* Page extract

━━━━

Front page | perl.perl5.porters |
Postings from January 2012
Re: blead now has inversion lists for Unicode properties; ? AnyUnicode performance benchmarks ?
Thread Previous
|
Thread Next
From:
Jarkko Hietaniemi
Date:
January 17, 2012 00:40
Subject:
Re: blead now has inversion lists for Unicode properties; ? AnyUnicode performance benchmarks ?
Message ID:
CAJueppv4FJPwv8bPyUaPweW46Wya45TOE=CUfTgc4thw_t2t_w@mail.gmail.com
Great! Someone listened to me... that feels unusual.
On Fri, Jan 13, 2012 at 8:09 PM, Karl Williamson
<public@khwilliamson.com> wrote:
> I have pushed to blead a series of commits that now use inversion lists to
> store Unicode binary properties, as Jarkko has long advocated.
>
> There are a number of changes and a number of implications, all hopefully
> invisible to the end-user except potential performance improvements.
>
> Inversion lists allow for a binary search instead of linear. As one of the
> commits details, a program that on my box took 97 seconds now takes 1.5.
> However, this was carefully constructed to be worst case. Programs that
> have significant amounts of ASCII or Latin1 data take much less time in the
> old scheme because those are at the beginning of binary searches.
>
> These commits move the calculation of what goes into a Unicode property to
> regex compile time instead of on-the-fly at execution time. This can slow
> down compilation time, while speeding up execution. (User-defined
> properties may not be known at compilation time--these are still
> execution-time determined.) One execution speed up is that the regex
> optimizer can now analyze these properties, and reject matches that it
> previously had to assume would match.

━━━━

* Stored data
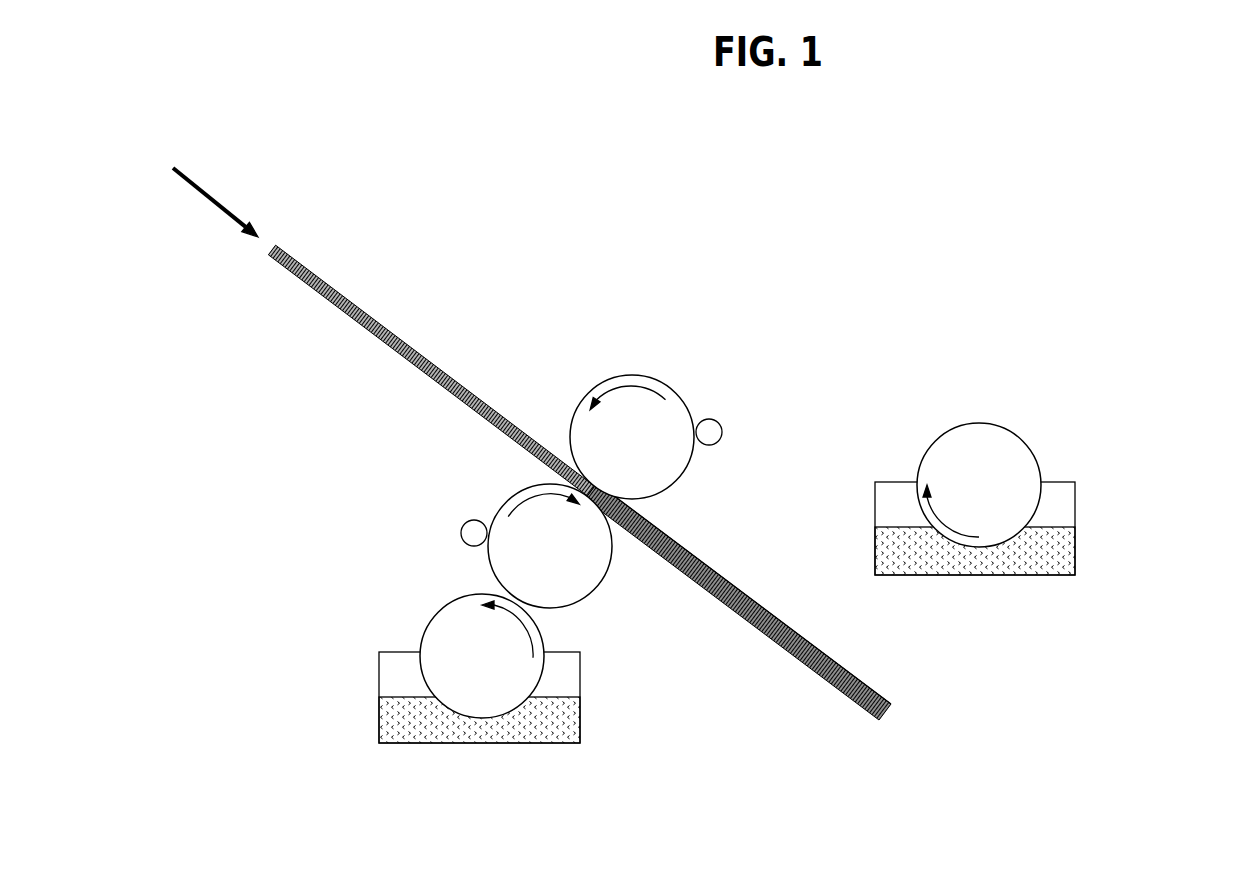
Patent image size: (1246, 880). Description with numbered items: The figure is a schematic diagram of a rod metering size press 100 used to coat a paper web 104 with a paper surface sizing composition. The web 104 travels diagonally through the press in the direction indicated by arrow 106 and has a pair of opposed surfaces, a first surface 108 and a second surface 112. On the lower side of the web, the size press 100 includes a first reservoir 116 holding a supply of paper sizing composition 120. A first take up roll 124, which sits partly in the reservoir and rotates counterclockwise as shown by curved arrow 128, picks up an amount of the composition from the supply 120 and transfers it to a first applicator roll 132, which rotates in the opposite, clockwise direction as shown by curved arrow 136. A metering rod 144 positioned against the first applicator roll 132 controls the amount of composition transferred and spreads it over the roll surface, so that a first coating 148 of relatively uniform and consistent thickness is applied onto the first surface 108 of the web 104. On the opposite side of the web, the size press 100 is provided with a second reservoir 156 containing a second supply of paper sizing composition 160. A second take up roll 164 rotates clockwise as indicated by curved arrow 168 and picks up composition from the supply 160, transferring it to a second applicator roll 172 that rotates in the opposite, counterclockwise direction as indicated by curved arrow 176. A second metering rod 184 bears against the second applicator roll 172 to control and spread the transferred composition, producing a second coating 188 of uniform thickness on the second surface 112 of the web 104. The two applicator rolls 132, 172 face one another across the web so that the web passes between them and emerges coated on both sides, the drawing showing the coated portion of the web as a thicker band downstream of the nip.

━━━━

* What is required
Write the next part of the mailing list reply about inversion lists for Unicode properties, starting right after its last line. The material placed after the mailing list post comes from a separate source.

* Response to the exercise
>
> One way the old scheme (and still in the current) coped with the linear
> search performance is by permanently storing (in a hash) the results of the
> search, so that it is never performed again. It also at the same time
> stored in the same hash value the results of searching for the 63 adjacent
> code points (a bit each), so that a request for any of them would not go
> through the linear search. For example, if you searched to see if code
> point 130 matches a property, it would at the same time figure out whether
> or not all code points from 128 through 128+63 match the property. This is
> not a cache as there is no provision for limiting the size of the hash. If
> in the course of your program execution, you match code points 0, 63, 127,
> ... the hash will keep growing, and you will run out of memory at some
> point. This is still the case. What has changed in these commits is that
> there is now only one hash per property. There used to be a hash for every
> instance of every property in every regular expression. Now, all
> occurrences of \p{Any}, for example, in a thread will share the same hash,
> and running out of memory will be delayed. This means also that if you
> search for a given code point in any one of them, the answer will be known
> to all. Previously if you looked up "A" in one \p{Alpha}, and again in a
> second instance of \p{Alpha} later in the same regex, or a different regex,
> it would have to go through the linear search each time. Now the results
> are known immediately to all instances, because they share the hash.
>
> I am troubled by the potential running out of memory; though apparently
> there are no field reports of it. One solution is to turn the hashes into a
> true LRU cache which have a max size. I don't know how to do that without
> quite a bit of overhead.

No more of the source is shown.